■ CHALLENGE: Copy out the data below as written; omit any images.

■ THE RECORDS:

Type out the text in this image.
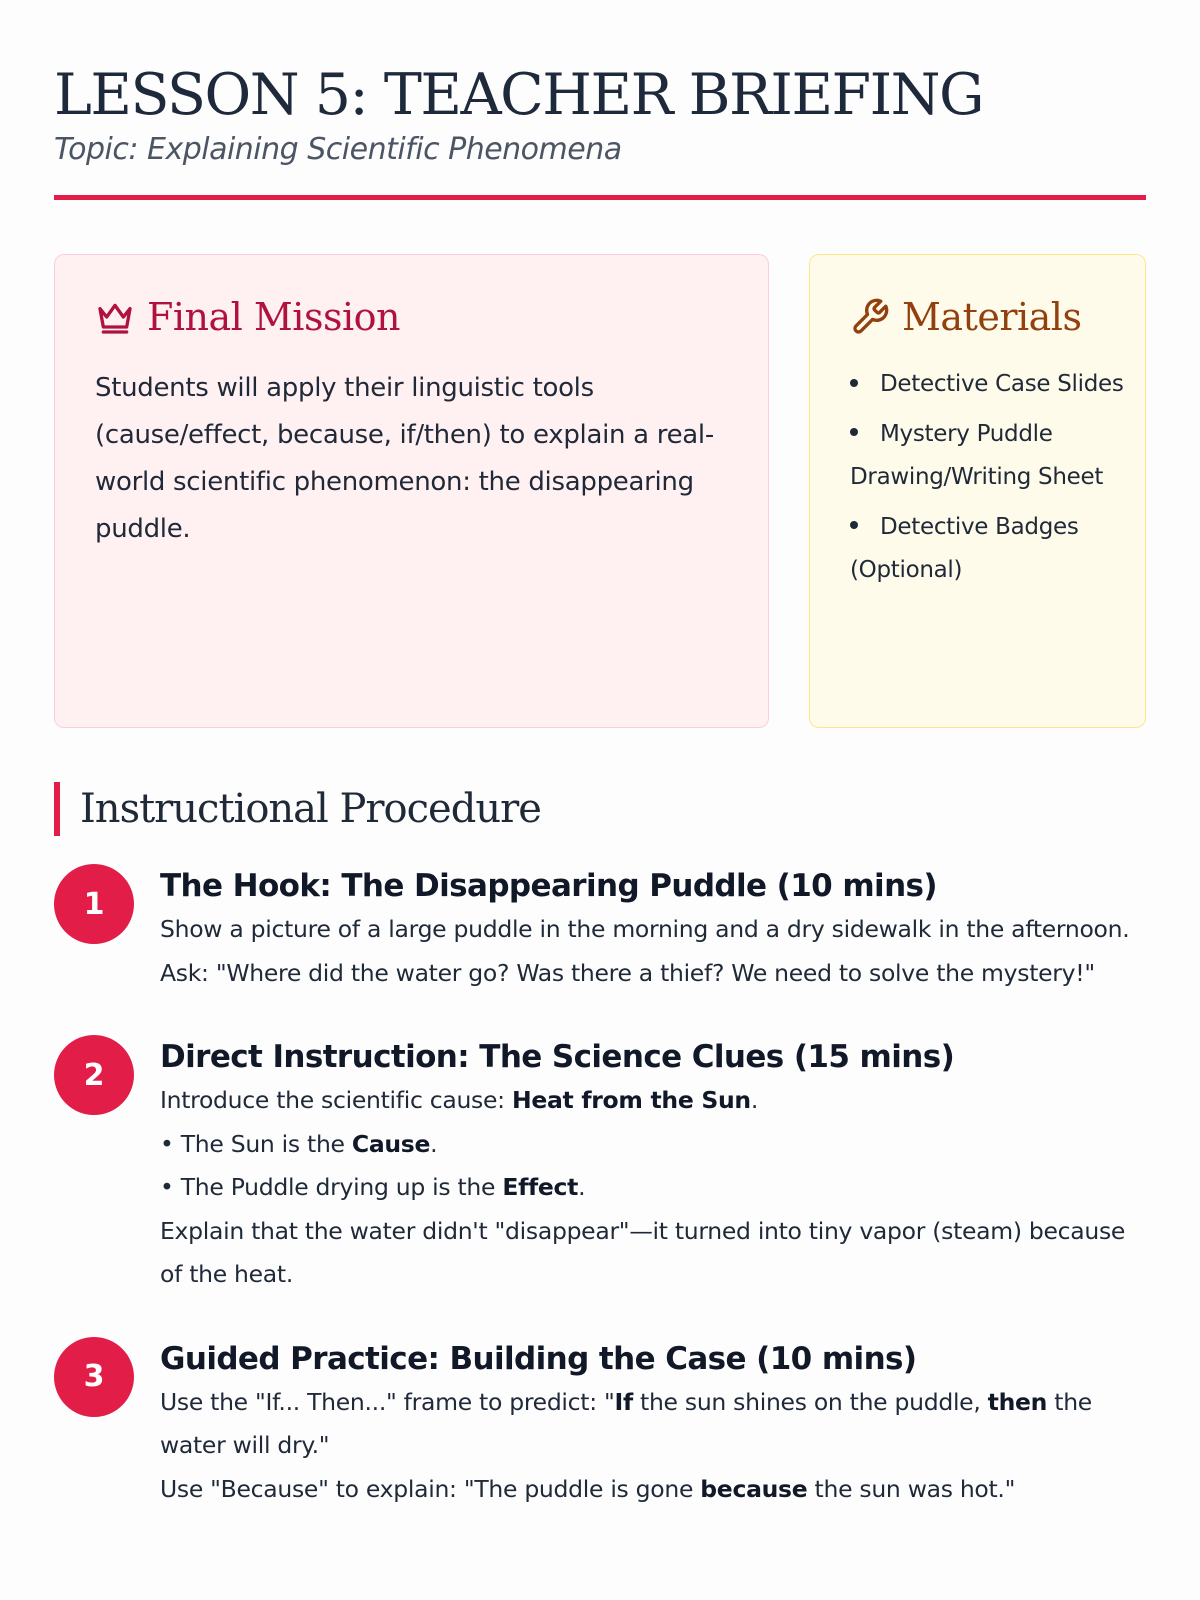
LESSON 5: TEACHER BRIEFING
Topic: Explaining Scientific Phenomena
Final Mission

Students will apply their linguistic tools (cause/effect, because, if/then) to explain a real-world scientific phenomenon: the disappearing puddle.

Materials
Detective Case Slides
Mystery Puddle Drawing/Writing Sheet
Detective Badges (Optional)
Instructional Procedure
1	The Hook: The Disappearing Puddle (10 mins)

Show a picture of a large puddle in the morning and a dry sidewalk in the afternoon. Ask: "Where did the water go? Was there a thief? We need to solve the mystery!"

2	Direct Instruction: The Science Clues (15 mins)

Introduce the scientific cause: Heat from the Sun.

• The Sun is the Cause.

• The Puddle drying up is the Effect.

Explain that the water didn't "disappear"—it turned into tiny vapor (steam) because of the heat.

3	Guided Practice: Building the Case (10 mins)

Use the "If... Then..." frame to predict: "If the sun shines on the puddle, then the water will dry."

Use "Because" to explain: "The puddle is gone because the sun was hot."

■ TASK ANSWER:
Type out the text in this image.
LESSON 5: TEACHER BRIEFING
Topic: Explaining Scientific Phenomena
Final Mission

Students will apply their linguistic tools (cause/effect, because, if/then) to explain a real-world scientific phenomenon: the disappearing puddle.

Materials
Detective Case Slides
Mystery Puddle Drawing/Writing Sheet
Detective Badges (Optional)
Instructional Procedure
1	The Hook: The Disappearing Puddle (10 mins)

Show a picture of a large puddle in the morning and a dry sidewalk in the afternoon. Ask: "Where did the water go? Was there a thief? We need to solve the mystery!"

2	Direct Instruction: The Science Clues (15 mins)

Introduce the scientific cause: Heat from the Sun.

• The Sun is the Cause.

• The Puddle drying up is the Effect.

Explain that the water didn't "disappear"—it turned into tiny vapor (steam) because of the heat.

3	Guided Practice: Building the Case (10 mins)

Use the "If... Then..." frame to predict: "If the sun shines on the puddle, then the water will dry."

Use "Because" to explain: "The puddle is gone because the sun was hot."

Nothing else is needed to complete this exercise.